> Provided material:
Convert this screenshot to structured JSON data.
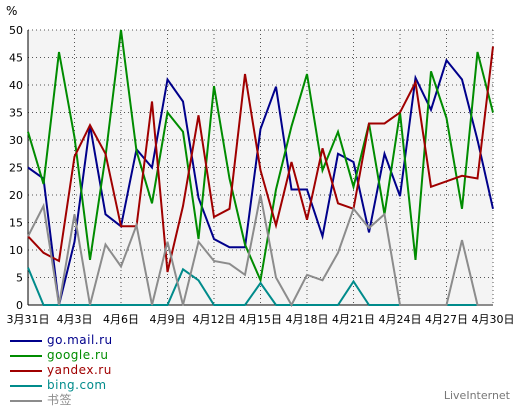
{
  "chart_data": {
    "type": "line",
    "y_unit": "%",
    "ylim": [
      0,
      50
    ],
    "y_ticks": [
      0,
      5,
      10,
      15,
      20,
      25,
      30,
      35,
      40,
      45,
      50
    ],
    "grid": true,
    "legend_position": "bottom-left",
    "x_tick_labels": [
      "3月31日",
      "4月3日",
      "4月6日",
      "4月9日",
      "4月12日",
      "4月15日",
      "4月18日",
      "4月21日",
      "4月24日",
      "4月27日",
      "4月30日"
    ],
    "x": [
      "3月31日",
      "4月1日",
      "4月2日",
      "4月3日",
      "4月4日",
      "4月5日",
      "4月6日",
      "4月7日",
      "4月8日",
      "4月9日",
      "4月10日",
      "4月11日",
      "4月12日",
      "4月13日",
      "4月14日",
      "4月15日",
      "4月16日",
      "4月17日",
      "4月18日",
      "4月19日",
      "4月20日",
      "4月21日",
      "4月22日",
      "4月23日",
      "4月24日",
      "4月25日",
      "4月26日",
      "4月27日",
      "4月28日",
      "4月29日",
      "4月30日"
    ],
    "series": [
      {
        "name": "go.mail.ru",
        "color": "#00008b",
        "values": [
          25.0,
          23.0,
          0.0,
          11.5,
          32.7,
          16.5,
          14.3,
          28.3,
          25.0,
          41.0,
          37.0,
          19.5,
          12.0,
          10.5,
          10.5,
          32.0,
          39.7,
          21.0,
          21.0,
          12.5,
          27.5,
          26.0,
          13.2,
          27.5,
          19.8,
          41.3,
          35.5,
          44.5,
          41.0,
          30.0,
          17.5
        ]
      },
      {
        "name": "google.ru",
        "color": "#008c00",
        "values": [
          31.5,
          22.0,
          46.0,
          30.5,
          8.2,
          27.0,
          50.0,
          28.0,
          18.5,
          35.0,
          31.5,
          12.0,
          39.8,
          23.0,
          11.0,
          4.5,
          21.0,
          32.5,
          42.0,
          24.5,
          31.5,
          21.5,
          33.0,
          16.5,
          35.0,
          8.2,
          42.5,
          34.0,
          17.5,
          46.0,
          35.0
        ]
      },
      {
        "name": "yandex.ru",
        "color": "#a00000",
        "values": [
          12.5,
          9.5,
          8.0,
          27.0,
          32.7,
          27.5,
          14.3,
          14.3,
          37.0,
          6.0,
          18.0,
          34.5,
          16.0,
          17.5,
          42.0,
          24.5,
          14.5,
          26.0,
          15.5,
          28.5,
          18.5,
          17.5,
          33.0,
          33.0,
          35.0,
          40.5,
          21.5,
          22.5,
          23.5,
          23.0,
          47.0
        ]
      },
      {
        "name": "bing.com",
        "color": "#008b8b",
        "values": [
          6.8,
          0.0,
          0.0,
          0.0,
          0.0,
          0.0,
          0.0,
          0.0,
          0.0,
          0.0,
          6.5,
          4.5,
          0.0,
          0.0,
          0.0,
          4.0,
          0.0,
          0.0,
          0.0,
          0.0,
          0.0,
          4.3,
          0.0,
          0.0,
          0.0,
          0.0,
          0.0,
          0.0,
          0.0,
          0.0,
          0.0
        ]
      },
      {
        "name": "书签",
        "color": "#8c8c8c",
        "values": [
          12.5,
          18.0,
          0.0,
          16.5,
          0.0,
          11.0,
          7.0,
          14.5,
          0.0,
          11.5,
          0.0,
          11.5,
          8.0,
          7.5,
          5.5,
          20.0,
          5.0,
          0.0,
          5.5,
          4.5,
          9.5,
          17.5,
          14.0,
          16.5,
          0.0,
          0.0,
          0.0,
          0.0,
          11.8,
          0.0,
          0.0
        ]
      }
    ]
  },
  "watermark": "LiveInternet"
}
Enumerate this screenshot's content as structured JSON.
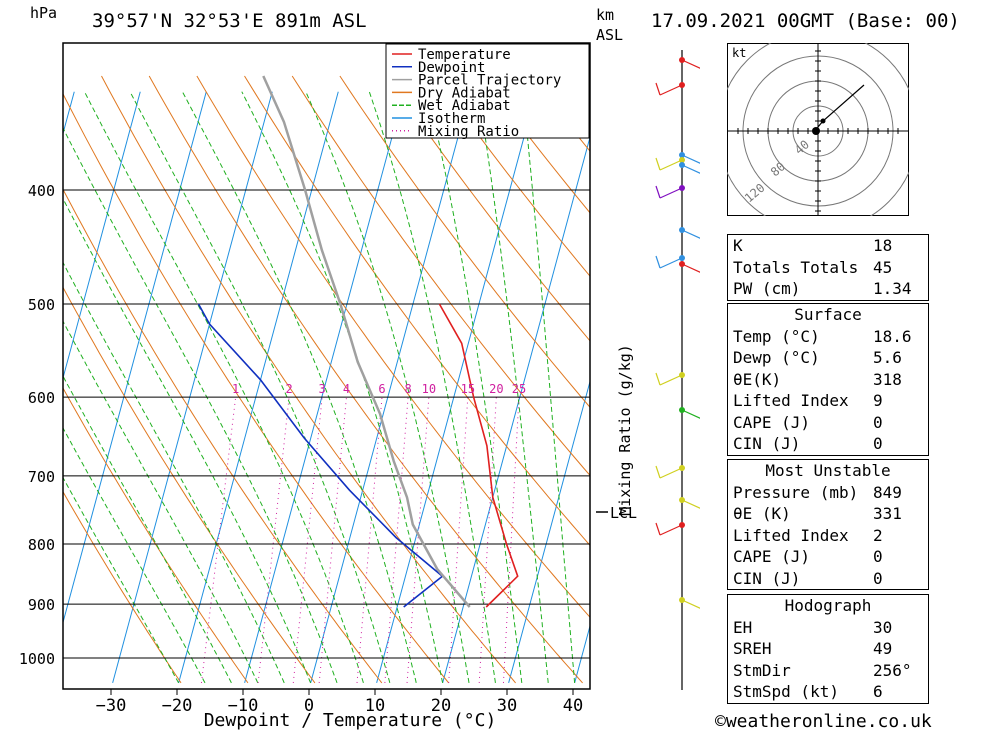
{
  "header": {
    "pressure_unit": "hPa",
    "location": "39°57'N 32°53'E 891m ASL",
    "km_label": "km",
    "asl_label": "ASL",
    "datetime": "17.09.2021 00GMT (Base: 00)"
  },
  "chart_data": {
    "type": "line",
    "xlabel": "Dewpoint / Temperature (°C)",
    "x_ticks": [
      -30,
      -20,
      -10,
      0,
      10,
      20,
      30,
      40
    ],
    "xlim": [
      -38,
      42
    ],
    "y_scale": "log-pressure",
    "y_ticks": [
      400,
      500,
      600,
      700,
      800,
      900,
      1000
    ],
    "ylim": [
      1050,
      330
    ],
    "right_axis_label": "Mixing Ratio (g/kg)",
    "mixing_ratio_labels": [
      "1",
      "2",
      "3",
      "4",
      "6",
      "8",
      "10",
      "15",
      "20",
      "25"
    ],
    "lcl_label": "LCL",
    "legend": [
      {
        "name": "Temperature",
        "color": "#e02020"
      },
      {
        "name": "Dewpoint",
        "color": "#1030c0"
      },
      {
        "name": "Parcel Trajectory",
        "color": "#a0a0a0"
      },
      {
        "name": "Dry Adiabat",
        "color": "#e07820"
      },
      {
        "name": "Wet Adiabat",
        "color": "#20b020"
      },
      {
        "name": "Isotherm",
        "color": "#2090e0"
      },
      {
        "name": "Mixing Ratio",
        "color": "#d020a0"
      }
    ],
    "series": [
      {
        "name": "Temperature",
        "color": "#e02020",
        "points": [
          [
            23.5,
            905
          ],
          [
            27,
            852
          ],
          [
            24,
            800
          ],
          [
            20,
            730
          ],
          [
            17,
            660
          ],
          [
            13,
            600
          ],
          [
            9,
            540
          ],
          [
            4,
            500
          ]
        ]
      },
      {
        "name": "Dewpoint",
        "color": "#1030c0",
        "points": [
          [
            11,
            905
          ],
          [
            15.6,
            852
          ],
          [
            7,
            790
          ],
          [
            -2,
            720
          ],
          [
            -11,
            650
          ],
          [
            -20,
            580
          ],
          [
            -30,
            520
          ],
          [
            -32.5,
            500
          ]
        ]
      },
      {
        "name": "Parcel Trajectory",
        "color": "#a0a0a0",
        "points": [
          [
            21,
            905
          ],
          [
            14.5,
            840
          ],
          [
            9,
            770
          ],
          [
            7,
            730
          ],
          [
            3.5,
            680
          ],
          [
            -0.5,
            620
          ],
          [
            -6,
            560
          ],
          [
            -11,
            500
          ],
          [
            -16,
            450
          ],
          [
            -21,
            400
          ],
          [
            -27,
            350
          ],
          [
            -32,
            320
          ]
        ]
      }
    ],
    "wind_profile_colors": [
      "#e02020",
      "#e02020",
      "#3090e0",
      "#d0d020",
      "#3090e0",
      "#8010c0",
      "#3090e0",
      "#3090e0",
      "#e02020",
      "#d0d020",
      "#20b020",
      "#d0d020",
      "#d0d020",
      "#e02020",
      "#d0d020"
    ]
  },
  "hodograph": {
    "unit": "kt",
    "ring_labels": [
      "40",
      "80",
      "120"
    ]
  },
  "indices": {
    "rows": [
      {
        "label": "K",
        "value": "18"
      },
      {
        "label": "Totals Totals",
        "value": "45"
      },
      {
        "label": "PW (cm)",
        "value": "1.34"
      }
    ]
  },
  "surface": {
    "title": "Surface",
    "rows": [
      {
        "label": "Temp (°C)",
        "value": "18.6"
      },
      {
        "label": "Dewp (°C)",
        "value": "5.6"
      },
      {
        "label": "θE(K)",
        "value": "318"
      },
      {
        "label": "Lifted Index",
        "value": "9"
      },
      {
        "label": "CAPE (J)",
        "value": "0"
      },
      {
        "label": "CIN (J)",
        "value": "0"
      }
    ]
  },
  "most_unstable": {
    "title": "Most Unstable",
    "rows": [
      {
        "label": "Pressure (mb)",
        "value": "849"
      },
      {
        "label": "θE (K)",
        "value": "331"
      },
      {
        "label": "Lifted Index",
        "value": "2"
      },
      {
        "label": "CAPE (J)",
        "value": "0"
      },
      {
        "label": "CIN (J)",
        "value": "0"
      }
    ]
  },
  "hodograph_table": {
    "title": "Hodograph",
    "rows": [
      {
        "label": "EH",
        "value": "30"
      },
      {
        "label": "SREH",
        "value": "49"
      },
      {
        "label": "StmDir",
        "value": "256°"
      },
      {
        "label": "StmSpd (kt)",
        "value": "6"
      }
    ]
  },
  "footer": {
    "copyright": "©weatheronline.co.uk"
  }
}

> Problem statement:
What is the number of lines in the data that hold the word "screenshot"? Reply with that number and nothing else.

> Answer to this exercise:
2